■ **What to do**
Return the number of lines that include the string "voltage", without any other text.

■ **Data extract**

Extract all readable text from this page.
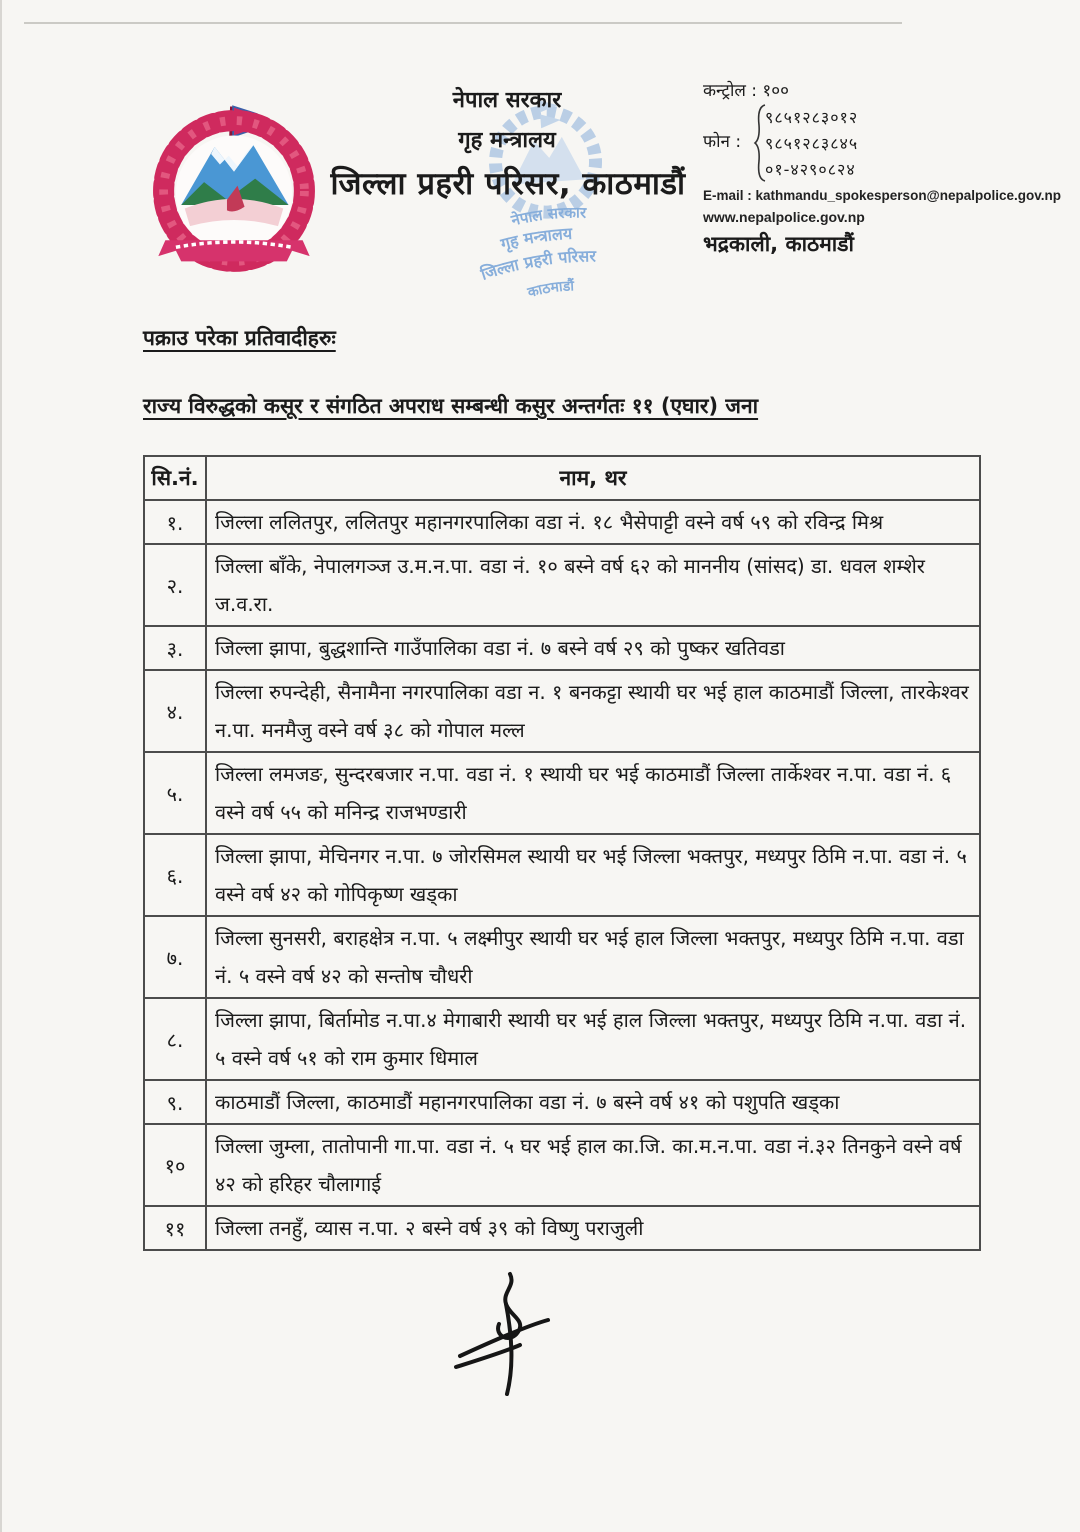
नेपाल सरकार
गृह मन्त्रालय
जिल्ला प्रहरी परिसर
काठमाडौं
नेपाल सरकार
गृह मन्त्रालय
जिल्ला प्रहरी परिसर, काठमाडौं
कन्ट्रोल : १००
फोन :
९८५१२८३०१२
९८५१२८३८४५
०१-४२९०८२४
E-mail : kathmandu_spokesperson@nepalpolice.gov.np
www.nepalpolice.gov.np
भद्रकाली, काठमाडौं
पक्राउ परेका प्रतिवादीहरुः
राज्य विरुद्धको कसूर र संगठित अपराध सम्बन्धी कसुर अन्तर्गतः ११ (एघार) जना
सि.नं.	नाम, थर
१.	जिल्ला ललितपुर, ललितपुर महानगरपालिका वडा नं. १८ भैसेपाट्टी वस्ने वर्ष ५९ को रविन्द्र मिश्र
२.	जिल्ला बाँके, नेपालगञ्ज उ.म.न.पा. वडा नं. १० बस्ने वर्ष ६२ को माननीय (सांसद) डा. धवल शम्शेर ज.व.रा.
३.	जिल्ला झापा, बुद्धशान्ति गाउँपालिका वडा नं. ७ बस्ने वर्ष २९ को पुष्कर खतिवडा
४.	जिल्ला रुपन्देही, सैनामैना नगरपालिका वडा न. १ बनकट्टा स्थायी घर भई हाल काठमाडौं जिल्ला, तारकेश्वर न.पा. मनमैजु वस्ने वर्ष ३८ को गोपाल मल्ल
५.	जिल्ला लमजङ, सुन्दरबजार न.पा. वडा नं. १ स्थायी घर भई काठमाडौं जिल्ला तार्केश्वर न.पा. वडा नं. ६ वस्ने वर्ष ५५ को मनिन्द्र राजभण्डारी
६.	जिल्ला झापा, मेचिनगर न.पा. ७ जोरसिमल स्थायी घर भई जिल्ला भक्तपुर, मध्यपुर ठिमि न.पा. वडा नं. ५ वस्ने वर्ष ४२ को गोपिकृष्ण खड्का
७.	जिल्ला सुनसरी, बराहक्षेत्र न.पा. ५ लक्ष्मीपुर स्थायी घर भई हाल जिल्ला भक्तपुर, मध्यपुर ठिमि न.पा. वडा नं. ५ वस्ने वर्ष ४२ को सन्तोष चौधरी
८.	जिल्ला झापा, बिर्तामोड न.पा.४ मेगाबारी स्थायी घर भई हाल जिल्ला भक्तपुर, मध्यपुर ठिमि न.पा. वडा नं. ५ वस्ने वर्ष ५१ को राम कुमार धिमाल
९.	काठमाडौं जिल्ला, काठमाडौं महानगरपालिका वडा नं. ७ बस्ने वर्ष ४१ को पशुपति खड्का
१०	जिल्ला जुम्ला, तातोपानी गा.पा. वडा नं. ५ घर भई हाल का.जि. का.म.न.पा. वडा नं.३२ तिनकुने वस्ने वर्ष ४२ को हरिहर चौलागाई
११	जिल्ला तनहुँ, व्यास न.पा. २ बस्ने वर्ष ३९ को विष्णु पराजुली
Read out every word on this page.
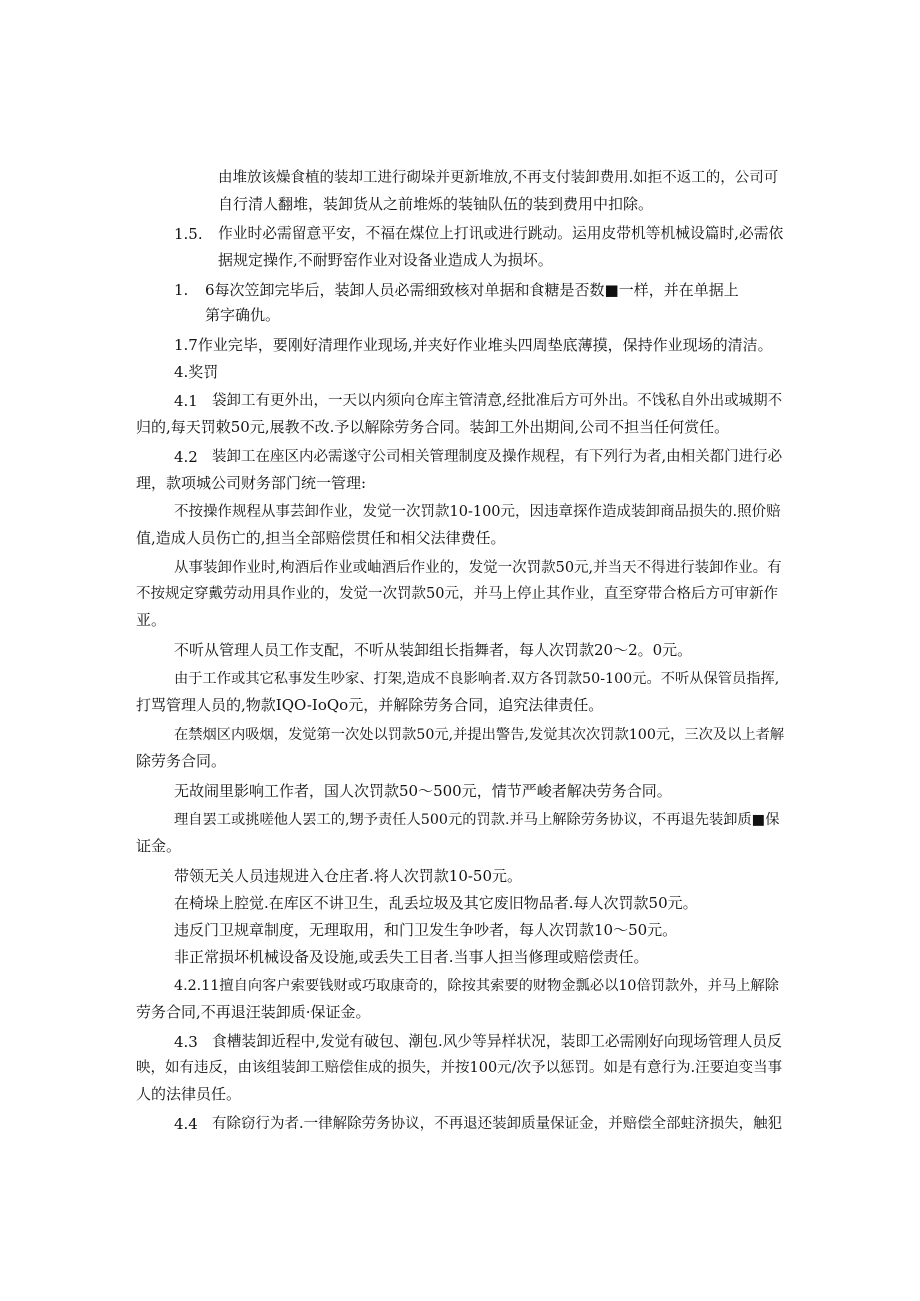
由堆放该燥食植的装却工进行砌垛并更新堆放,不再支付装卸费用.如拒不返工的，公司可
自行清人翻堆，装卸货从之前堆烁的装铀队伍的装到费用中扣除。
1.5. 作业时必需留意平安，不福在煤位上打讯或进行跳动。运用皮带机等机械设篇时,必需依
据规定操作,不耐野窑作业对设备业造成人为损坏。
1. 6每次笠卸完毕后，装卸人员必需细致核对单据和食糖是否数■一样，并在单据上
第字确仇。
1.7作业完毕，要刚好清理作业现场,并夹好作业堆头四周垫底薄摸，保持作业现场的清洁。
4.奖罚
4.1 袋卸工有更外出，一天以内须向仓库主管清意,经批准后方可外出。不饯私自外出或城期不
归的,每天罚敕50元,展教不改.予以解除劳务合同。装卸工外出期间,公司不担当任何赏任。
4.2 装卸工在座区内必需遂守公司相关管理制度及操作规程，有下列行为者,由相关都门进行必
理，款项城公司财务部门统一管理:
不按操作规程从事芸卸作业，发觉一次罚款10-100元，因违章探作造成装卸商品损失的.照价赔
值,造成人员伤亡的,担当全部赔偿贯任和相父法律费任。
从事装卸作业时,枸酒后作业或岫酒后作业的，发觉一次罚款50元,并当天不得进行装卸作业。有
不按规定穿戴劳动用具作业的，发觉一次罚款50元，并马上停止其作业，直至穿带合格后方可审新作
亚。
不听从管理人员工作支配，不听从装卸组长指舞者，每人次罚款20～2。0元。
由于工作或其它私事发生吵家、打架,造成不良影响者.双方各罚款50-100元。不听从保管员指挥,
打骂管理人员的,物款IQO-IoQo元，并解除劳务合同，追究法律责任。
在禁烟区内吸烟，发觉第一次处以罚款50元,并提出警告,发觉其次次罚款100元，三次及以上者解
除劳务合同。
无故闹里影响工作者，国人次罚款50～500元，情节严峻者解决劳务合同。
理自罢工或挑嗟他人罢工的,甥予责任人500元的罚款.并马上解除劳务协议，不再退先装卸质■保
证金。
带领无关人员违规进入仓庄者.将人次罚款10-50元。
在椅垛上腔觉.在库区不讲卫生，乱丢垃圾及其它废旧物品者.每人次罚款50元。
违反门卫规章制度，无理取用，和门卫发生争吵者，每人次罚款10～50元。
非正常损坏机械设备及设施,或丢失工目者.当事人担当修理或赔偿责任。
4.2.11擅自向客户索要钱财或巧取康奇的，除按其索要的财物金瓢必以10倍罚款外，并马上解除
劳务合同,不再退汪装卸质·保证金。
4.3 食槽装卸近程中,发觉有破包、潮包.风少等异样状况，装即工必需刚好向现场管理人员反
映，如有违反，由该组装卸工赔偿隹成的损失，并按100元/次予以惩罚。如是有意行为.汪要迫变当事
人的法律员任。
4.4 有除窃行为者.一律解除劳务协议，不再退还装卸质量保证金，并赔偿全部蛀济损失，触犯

---

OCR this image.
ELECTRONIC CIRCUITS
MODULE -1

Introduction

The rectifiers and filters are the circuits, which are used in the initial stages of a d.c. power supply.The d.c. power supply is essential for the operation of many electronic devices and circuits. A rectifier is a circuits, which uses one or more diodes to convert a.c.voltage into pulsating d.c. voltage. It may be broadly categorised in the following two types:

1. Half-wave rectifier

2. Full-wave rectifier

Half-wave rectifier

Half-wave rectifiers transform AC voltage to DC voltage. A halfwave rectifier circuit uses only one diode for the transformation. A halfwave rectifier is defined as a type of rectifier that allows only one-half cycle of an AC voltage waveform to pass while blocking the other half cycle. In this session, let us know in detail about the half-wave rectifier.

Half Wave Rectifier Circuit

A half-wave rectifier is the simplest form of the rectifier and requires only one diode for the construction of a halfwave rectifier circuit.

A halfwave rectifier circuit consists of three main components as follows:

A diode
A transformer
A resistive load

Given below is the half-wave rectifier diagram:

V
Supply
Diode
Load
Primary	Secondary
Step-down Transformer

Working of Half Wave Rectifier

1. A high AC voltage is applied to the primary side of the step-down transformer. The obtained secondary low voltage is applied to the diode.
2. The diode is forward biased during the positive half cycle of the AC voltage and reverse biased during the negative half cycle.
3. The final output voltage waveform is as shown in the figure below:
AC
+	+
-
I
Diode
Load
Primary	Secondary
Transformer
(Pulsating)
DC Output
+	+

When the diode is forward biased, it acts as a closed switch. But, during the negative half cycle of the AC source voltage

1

--

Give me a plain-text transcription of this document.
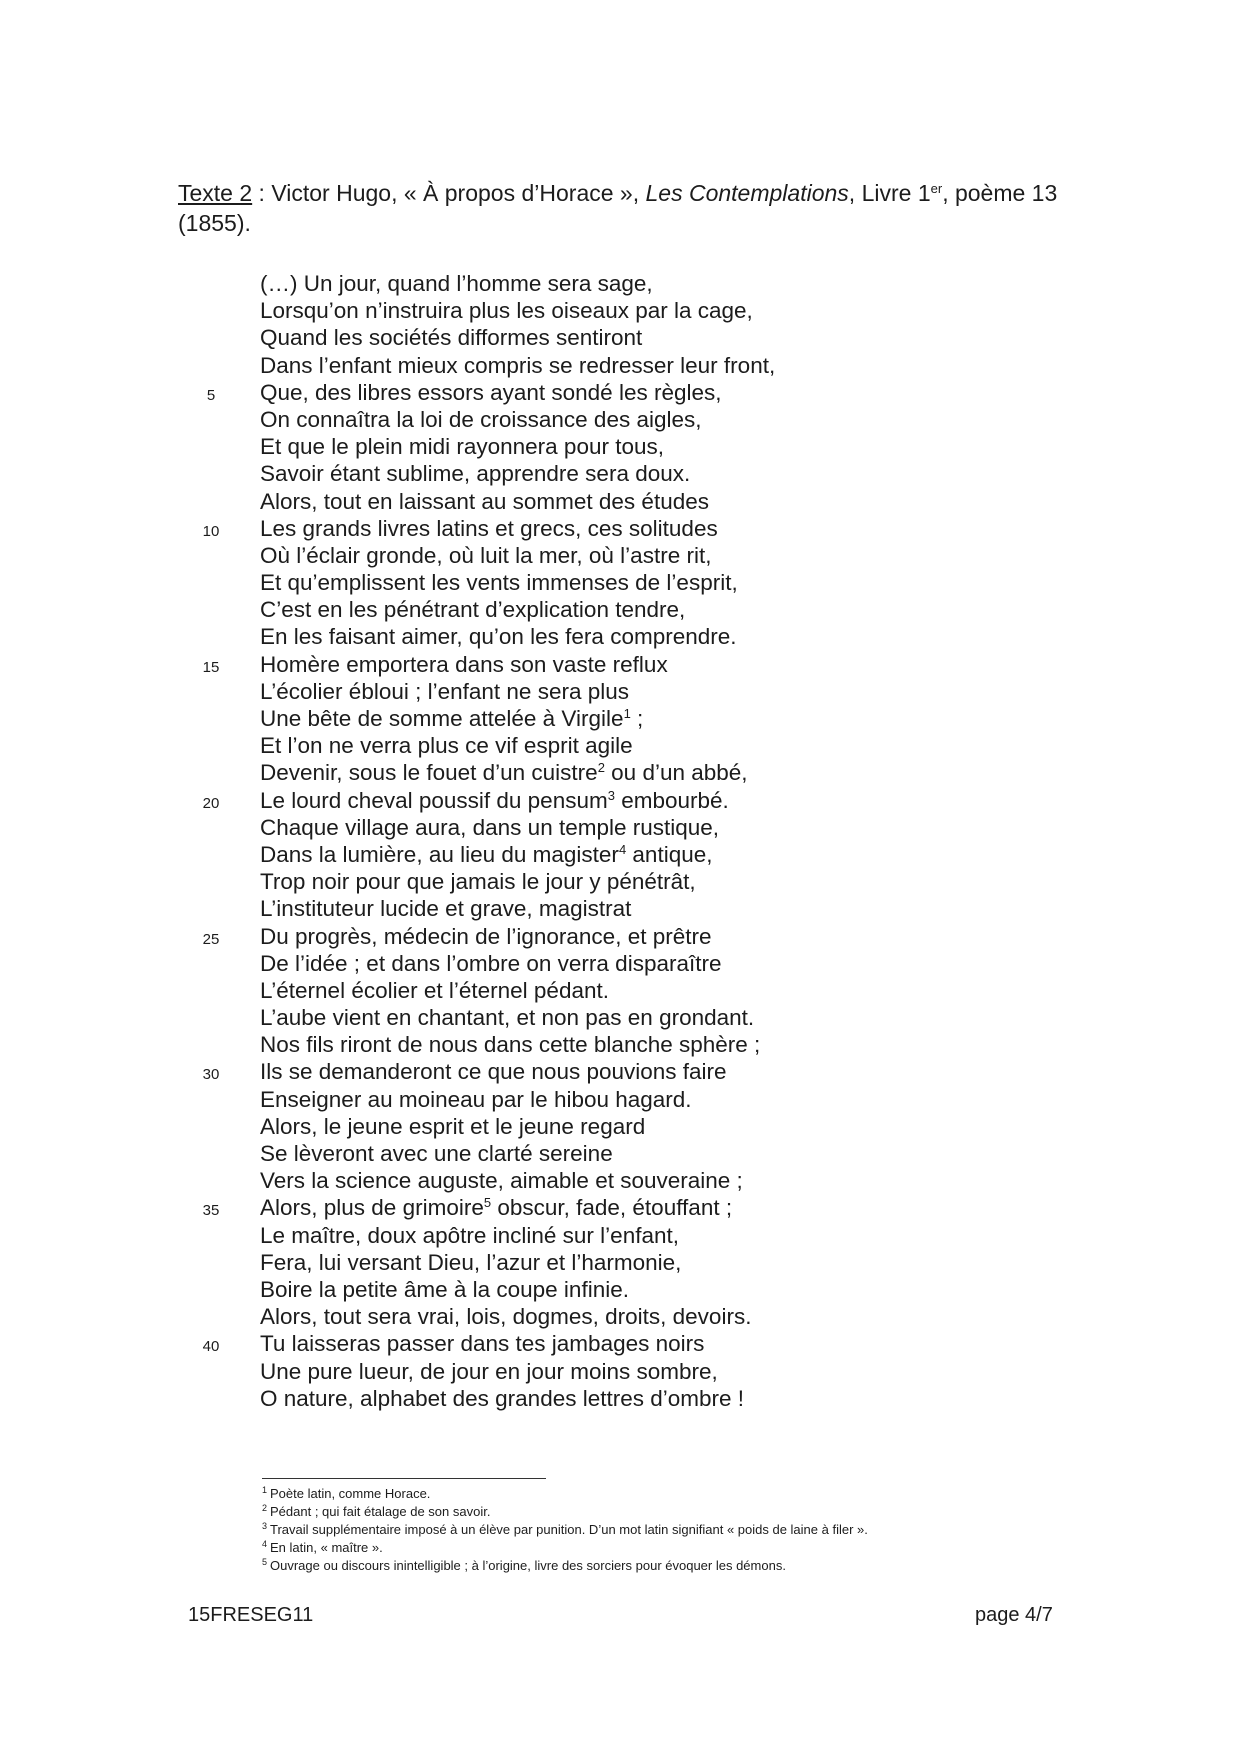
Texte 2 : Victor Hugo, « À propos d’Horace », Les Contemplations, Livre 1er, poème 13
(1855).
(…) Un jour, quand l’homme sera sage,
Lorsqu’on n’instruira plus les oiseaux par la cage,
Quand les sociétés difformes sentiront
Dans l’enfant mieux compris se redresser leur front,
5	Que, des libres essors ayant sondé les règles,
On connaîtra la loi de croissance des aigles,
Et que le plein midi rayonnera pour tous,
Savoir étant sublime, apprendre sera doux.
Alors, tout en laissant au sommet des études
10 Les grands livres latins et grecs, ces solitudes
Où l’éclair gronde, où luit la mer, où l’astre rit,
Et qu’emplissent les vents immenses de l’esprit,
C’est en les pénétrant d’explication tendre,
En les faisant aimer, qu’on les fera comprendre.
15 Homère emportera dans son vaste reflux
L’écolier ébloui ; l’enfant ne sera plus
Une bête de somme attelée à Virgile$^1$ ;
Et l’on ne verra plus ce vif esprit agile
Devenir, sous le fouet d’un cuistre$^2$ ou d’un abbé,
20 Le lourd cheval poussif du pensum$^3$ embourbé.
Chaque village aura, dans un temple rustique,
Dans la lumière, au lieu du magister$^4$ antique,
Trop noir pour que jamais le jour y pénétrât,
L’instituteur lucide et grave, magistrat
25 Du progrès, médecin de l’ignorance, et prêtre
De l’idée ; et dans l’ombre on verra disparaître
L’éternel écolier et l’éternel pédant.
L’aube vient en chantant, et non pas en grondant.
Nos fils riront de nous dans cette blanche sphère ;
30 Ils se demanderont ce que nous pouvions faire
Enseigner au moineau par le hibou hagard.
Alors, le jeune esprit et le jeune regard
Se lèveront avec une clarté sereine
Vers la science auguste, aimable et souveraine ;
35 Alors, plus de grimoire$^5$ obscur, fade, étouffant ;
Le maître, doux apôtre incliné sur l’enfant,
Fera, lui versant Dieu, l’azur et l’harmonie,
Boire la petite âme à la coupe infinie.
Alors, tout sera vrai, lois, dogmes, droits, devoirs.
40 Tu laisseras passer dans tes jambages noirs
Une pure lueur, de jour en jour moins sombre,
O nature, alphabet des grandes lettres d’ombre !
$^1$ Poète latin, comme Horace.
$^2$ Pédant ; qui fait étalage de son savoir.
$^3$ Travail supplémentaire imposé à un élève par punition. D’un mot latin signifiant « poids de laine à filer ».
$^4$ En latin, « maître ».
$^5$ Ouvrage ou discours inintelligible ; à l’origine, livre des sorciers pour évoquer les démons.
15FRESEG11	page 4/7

■ **Solved problem**
6